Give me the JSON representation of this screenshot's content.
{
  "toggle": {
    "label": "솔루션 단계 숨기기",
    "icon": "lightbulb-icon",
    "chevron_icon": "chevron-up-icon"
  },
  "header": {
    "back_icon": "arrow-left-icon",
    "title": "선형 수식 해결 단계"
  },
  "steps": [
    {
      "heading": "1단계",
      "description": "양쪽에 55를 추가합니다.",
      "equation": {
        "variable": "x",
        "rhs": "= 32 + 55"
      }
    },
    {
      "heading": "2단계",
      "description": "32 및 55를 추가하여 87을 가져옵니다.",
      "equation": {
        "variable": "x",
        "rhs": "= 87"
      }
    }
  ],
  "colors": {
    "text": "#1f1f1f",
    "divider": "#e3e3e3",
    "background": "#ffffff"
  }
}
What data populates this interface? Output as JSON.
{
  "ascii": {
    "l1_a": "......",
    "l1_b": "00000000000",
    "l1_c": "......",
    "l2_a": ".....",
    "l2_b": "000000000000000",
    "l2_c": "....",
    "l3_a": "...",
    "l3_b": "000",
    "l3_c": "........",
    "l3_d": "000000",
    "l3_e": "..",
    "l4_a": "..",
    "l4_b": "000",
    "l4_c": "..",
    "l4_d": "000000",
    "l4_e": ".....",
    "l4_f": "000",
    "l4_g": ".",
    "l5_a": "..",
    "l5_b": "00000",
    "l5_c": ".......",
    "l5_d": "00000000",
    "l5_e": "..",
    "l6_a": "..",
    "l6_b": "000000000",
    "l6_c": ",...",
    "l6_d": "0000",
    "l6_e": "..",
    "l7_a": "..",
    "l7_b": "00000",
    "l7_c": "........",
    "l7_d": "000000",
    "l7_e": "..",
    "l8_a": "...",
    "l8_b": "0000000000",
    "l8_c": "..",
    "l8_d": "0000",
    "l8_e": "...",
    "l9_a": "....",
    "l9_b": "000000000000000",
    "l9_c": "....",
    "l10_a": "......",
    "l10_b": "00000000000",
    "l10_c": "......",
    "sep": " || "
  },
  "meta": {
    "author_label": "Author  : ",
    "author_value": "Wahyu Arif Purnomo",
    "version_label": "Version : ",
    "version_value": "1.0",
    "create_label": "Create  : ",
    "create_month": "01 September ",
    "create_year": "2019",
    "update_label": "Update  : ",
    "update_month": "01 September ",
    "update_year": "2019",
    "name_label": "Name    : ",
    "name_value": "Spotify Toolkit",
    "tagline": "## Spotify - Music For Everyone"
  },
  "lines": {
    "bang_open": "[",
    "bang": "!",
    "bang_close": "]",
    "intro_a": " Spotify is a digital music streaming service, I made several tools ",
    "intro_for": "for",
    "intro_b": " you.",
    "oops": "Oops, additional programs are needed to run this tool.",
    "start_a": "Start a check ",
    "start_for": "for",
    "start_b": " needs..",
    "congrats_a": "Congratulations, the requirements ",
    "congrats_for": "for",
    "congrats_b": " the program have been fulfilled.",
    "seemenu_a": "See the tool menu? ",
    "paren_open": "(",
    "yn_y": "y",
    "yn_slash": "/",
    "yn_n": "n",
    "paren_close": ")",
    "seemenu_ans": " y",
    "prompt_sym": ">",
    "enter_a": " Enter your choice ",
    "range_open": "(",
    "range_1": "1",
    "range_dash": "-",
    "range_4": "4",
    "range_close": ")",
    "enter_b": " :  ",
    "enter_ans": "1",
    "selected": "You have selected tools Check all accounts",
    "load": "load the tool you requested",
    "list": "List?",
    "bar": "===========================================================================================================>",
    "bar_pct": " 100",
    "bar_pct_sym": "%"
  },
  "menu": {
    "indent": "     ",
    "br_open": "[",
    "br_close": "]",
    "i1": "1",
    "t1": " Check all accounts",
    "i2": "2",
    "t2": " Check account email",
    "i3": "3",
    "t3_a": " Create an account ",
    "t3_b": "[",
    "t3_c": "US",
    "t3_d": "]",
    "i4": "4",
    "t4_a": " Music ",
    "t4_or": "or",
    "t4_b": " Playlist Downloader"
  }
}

◆ ◆ ◆ ◆ ◆ ◆ ◆

• [Written problem]
Restate every record exactly, leaving nothing out.

• [Final result]
Give me the JSON representation of this screenshot's content.
{
  "toggle": {
    "label": "솔루션 단계 숨기기",
    "icon": "lightbulb-icon",
    "chevron_icon": "chevron-up-icon"
  },
  "header": {
    "back_icon": "arrow-left-icon",
    "title": "선형 수식 해결 단계"
  },
  "steps": [
    {
      "heading": "1단계",
      "description": "양쪽에 55를 추가합니다.",
      "equation": {
        "variable": "x",
        "rhs": "= 32 + 55"
      }
    },
    {
      "heading": "2단계",
      "description": "32 및 55를 추가하여 87을 가져옵니다.",
      "equation": {
        "variable": "x",
        "rhs": "= 87"
      }
    }
  ],
  "colors": {
    "text": "#1f1f1f",
    "divider": "#e3e3e3",
    "background": "#ffffff"
  }
}
What data populates this interface? Output as JSON.
{
  "ascii": {
    "l1_a": "......",
    "l1_b": "00000000000",
    "l1_c": "......",
    "l2_a": ".....",
    "l2_b": "000000000000000",
    "l2_c": "....",
    "l3_a": "...",
    "l3_b": "000",
    "l3_c": "........",
    "l3_d": "000000",
    "l3_e": "..",
    "l4_a": "..",
    "l4_b": "000",
    "l4_c": "..",
    "l4_d": "000000",
    "l4_e": ".....",
    "l4_f": "000",
    "l4_g": ".",
    "l5_a": "..",
    "l5_b": "00000",
    "l5_c": ".......",
    "l5_d": "00000000",
    "l5_e": "..",
    "l6_a": "..",
    "l6_b": "000000000",
    "l6_c": ",...",
    "l6_d": "0000",
    "l6_e": "..",
    "l7_a": "..",
    "l7_b": "00000",
    "l7_c": "........",
    "l7_d": "000000",
    "l7_e": "..",
    "l8_a": "...",
    "l8_b": "0000000000",
    "l8_c": "..",
    "l8_d": "0000",
    "l8_e": "...",
    "l9_a": "....",
    "l9_b": "000000000000000",
    "l9_c": "....",
    "l10_a": "......",
    "l10_b": "00000000000",
    "l10_c": "......",
    "sep": " || "
  },
  "meta": {
    "author_label": "Author  : ",
    "author_value": "Wahyu Arif Purnomo",
    "version_label": "Version : ",
    "version_value": "1.0",
    "create_label": "Create  : ",
    "create_month": "01 September ",
    "create_year": "2019",
    "update_label": "Update  : ",
    "update_month": "01 September ",
    "update_year": "2019",
    "name_label": "Name    : ",
    "name_value": "Spotify Toolkit",
    "tagline": "## Spotify - Music For Everyone"
  },
  "lines": {
    "bang_open": "[",
    "bang": "!",
    "bang_close": "]",
    "intro_a": " Spotify is a digital music streaming service, I made several tools ",
    "intro_for": "for",
    "intro_b": " you.",
    "oops": "Oops, additional programs are needed to run this tool.",
    "start_a": "Start a check ",
    "start_for": "for",
    "start_b": " needs..",
    "congrats_a": "Congratulations, the requirements ",
    "congrats_for": "for",
    "congrats_b": " the program have been fulfilled.",
    "seemenu_a": "See the tool menu? ",
    "paren_open": "(",
    "yn_y": "y",
    "yn_slash": "/",
    "yn_n": "n",
    "paren_close": ")",
    "seemenu_ans": " y",
    "prompt_sym": ">",
    "enter_a": " Enter your choice ",
    "range_open": "(",
    "range_1": "1",
    "range_dash": "-",
    "range_4": "4",
    "range_close": ")",
    "enter_b": " :  ",
    "enter_ans": "1",
    "selected": "You have selected tools Check all accounts",
    "load": "load the tool you requested",
    "list": "List?",
    "bar": "===========================================================================================================>",
    "bar_pct": " 100",
    "bar_pct_sym": "%"
  },
  "menu": {
    "indent": "     ",
    "br_open": "[",
    "br_close": "]",
    "i1": "1",
    "t1": " Check all accounts",
    "i2": "2",
    "t2": " Check account email",
    "i3": "3",
    "t3_a": " Create an account ",
    "t3_b": "[",
    "t3_c": "US",
    "t3_d": "]",
    "i4": "4",
    "t4_a": " Music ",
    "t4_or": "or",
    "t4_b": " Playlist Downloader"
  }
}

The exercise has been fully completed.